***** Raw records

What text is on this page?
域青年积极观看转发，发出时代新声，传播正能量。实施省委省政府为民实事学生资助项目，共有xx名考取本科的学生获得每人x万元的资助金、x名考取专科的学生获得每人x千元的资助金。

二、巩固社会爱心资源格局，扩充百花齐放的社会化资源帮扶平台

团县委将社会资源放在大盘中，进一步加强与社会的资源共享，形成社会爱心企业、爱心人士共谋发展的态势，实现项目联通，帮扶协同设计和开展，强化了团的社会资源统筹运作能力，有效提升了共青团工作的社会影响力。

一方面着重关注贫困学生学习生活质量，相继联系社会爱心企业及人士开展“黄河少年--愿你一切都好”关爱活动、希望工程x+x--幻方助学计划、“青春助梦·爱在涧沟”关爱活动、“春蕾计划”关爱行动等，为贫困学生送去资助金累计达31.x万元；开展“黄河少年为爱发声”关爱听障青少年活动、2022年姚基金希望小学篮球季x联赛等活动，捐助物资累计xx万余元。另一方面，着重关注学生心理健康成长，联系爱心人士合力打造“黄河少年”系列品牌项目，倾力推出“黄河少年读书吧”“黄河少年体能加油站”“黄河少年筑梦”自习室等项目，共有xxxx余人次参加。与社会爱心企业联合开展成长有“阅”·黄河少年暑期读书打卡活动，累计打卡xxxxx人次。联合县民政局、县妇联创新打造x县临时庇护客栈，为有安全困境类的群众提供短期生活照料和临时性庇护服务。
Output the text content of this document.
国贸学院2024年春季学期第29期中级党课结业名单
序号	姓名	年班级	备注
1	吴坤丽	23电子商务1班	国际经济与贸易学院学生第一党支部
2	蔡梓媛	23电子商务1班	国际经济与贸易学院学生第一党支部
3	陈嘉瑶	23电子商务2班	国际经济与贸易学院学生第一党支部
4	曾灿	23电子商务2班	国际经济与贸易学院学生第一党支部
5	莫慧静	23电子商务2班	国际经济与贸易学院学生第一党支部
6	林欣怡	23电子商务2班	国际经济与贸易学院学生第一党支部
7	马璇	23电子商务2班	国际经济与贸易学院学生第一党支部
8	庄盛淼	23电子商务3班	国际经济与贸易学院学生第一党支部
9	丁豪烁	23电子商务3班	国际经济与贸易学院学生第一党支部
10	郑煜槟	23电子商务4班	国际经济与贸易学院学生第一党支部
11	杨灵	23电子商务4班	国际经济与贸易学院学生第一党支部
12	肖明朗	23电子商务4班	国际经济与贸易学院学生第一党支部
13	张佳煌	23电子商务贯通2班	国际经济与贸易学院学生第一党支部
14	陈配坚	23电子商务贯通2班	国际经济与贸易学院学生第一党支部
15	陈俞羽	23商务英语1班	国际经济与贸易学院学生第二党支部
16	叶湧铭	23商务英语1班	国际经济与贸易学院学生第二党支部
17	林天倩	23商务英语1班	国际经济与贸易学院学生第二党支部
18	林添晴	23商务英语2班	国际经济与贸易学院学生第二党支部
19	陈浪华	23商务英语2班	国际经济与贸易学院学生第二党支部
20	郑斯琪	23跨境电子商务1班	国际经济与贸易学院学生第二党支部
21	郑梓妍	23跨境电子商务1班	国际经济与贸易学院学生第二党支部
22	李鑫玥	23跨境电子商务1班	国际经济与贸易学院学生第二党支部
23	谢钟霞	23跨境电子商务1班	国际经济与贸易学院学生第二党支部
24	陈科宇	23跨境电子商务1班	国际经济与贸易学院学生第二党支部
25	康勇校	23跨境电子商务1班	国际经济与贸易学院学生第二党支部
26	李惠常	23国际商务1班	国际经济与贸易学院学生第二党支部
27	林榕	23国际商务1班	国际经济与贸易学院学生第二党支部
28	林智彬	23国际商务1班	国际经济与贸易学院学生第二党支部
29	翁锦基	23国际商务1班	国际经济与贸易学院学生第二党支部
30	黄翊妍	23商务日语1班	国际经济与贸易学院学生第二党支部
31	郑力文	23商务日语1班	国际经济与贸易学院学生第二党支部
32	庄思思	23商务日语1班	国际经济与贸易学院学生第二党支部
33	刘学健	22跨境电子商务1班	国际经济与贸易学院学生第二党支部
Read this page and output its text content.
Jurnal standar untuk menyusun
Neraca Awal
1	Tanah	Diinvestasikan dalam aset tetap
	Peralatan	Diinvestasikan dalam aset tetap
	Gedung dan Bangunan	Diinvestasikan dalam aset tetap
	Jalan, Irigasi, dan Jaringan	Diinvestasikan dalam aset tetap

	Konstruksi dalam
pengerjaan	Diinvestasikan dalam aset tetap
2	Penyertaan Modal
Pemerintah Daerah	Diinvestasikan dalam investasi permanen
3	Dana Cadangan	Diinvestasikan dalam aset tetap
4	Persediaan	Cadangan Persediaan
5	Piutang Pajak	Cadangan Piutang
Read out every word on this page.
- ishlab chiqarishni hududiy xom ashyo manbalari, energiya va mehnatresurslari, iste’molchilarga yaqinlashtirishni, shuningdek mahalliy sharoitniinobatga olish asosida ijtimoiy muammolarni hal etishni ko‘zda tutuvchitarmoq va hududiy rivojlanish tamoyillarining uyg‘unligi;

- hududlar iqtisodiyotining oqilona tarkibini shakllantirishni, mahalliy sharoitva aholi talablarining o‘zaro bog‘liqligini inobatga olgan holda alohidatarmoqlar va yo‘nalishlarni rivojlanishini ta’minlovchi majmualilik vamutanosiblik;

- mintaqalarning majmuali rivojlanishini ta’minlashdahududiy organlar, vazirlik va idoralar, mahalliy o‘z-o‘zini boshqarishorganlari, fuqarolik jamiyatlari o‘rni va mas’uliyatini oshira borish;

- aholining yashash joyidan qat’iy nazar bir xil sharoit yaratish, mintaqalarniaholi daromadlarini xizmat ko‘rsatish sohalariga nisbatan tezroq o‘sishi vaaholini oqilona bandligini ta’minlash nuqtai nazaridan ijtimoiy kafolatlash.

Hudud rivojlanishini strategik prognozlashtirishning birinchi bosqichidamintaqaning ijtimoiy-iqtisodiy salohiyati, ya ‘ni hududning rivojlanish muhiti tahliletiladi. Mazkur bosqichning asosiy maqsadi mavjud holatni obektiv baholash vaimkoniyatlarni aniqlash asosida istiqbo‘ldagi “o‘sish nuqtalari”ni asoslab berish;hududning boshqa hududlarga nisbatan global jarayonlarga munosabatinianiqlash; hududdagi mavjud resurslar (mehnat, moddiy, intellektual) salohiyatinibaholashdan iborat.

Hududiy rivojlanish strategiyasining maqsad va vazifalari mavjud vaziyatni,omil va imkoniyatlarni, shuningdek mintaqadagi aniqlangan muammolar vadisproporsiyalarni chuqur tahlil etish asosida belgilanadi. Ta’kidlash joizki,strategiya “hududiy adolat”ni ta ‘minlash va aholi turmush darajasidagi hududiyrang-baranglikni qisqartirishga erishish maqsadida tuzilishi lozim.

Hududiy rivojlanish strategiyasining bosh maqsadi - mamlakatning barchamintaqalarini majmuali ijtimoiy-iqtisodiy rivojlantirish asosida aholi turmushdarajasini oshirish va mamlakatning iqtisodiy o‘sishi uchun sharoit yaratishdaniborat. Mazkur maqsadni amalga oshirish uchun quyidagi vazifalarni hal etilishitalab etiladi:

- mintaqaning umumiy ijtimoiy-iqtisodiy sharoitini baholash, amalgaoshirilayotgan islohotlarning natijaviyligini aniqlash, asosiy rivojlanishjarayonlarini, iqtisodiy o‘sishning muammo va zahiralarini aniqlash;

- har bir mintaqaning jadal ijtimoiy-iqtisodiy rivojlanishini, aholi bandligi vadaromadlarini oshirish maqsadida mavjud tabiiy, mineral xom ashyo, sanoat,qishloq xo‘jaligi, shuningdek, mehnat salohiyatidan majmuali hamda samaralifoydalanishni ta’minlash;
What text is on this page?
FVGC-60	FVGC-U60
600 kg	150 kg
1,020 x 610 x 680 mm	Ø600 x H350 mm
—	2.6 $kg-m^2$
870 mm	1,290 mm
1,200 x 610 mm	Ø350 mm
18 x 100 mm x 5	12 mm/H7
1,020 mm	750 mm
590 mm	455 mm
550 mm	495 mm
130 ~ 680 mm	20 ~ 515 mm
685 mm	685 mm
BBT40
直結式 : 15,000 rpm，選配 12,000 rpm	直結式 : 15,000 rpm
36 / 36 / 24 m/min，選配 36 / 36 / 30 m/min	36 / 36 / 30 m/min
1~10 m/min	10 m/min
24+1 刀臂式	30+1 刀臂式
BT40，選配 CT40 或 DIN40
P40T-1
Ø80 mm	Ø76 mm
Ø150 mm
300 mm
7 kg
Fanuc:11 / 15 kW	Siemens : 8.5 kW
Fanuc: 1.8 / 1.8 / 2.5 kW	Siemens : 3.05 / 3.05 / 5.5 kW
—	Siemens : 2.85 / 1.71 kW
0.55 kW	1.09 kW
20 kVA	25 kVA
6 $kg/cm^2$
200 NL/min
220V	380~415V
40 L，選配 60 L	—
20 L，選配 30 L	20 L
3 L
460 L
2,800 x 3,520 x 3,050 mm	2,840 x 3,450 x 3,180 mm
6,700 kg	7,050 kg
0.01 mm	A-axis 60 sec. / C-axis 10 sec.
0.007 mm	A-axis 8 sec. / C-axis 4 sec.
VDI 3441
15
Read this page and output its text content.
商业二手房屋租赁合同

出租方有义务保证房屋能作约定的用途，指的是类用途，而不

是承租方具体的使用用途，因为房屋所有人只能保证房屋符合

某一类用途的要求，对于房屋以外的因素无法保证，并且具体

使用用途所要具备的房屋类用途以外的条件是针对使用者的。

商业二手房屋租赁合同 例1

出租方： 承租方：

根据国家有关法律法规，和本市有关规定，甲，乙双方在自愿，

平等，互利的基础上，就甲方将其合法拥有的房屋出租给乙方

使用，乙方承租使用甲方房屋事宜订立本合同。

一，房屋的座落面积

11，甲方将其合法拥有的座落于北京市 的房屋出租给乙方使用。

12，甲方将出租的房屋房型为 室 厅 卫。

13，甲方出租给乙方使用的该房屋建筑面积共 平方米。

**********

Select all lines with the word "aset" from the entries above.

1	Tanah	Diinvestasikan dalam aset tetap
	Peralatan	Diinvestasikan dalam aset tetap
	Gedung dan Bangunan	Diinvestasikan dalam aset tetap
	Jalan, Irigasi, dan Jaringan	Diinvestasikan dalam aset tetap
pengerjaan	Diinvestasikan dalam aset tetap
3	Dana Cadangan	Diinvestasikan dalam aset tetap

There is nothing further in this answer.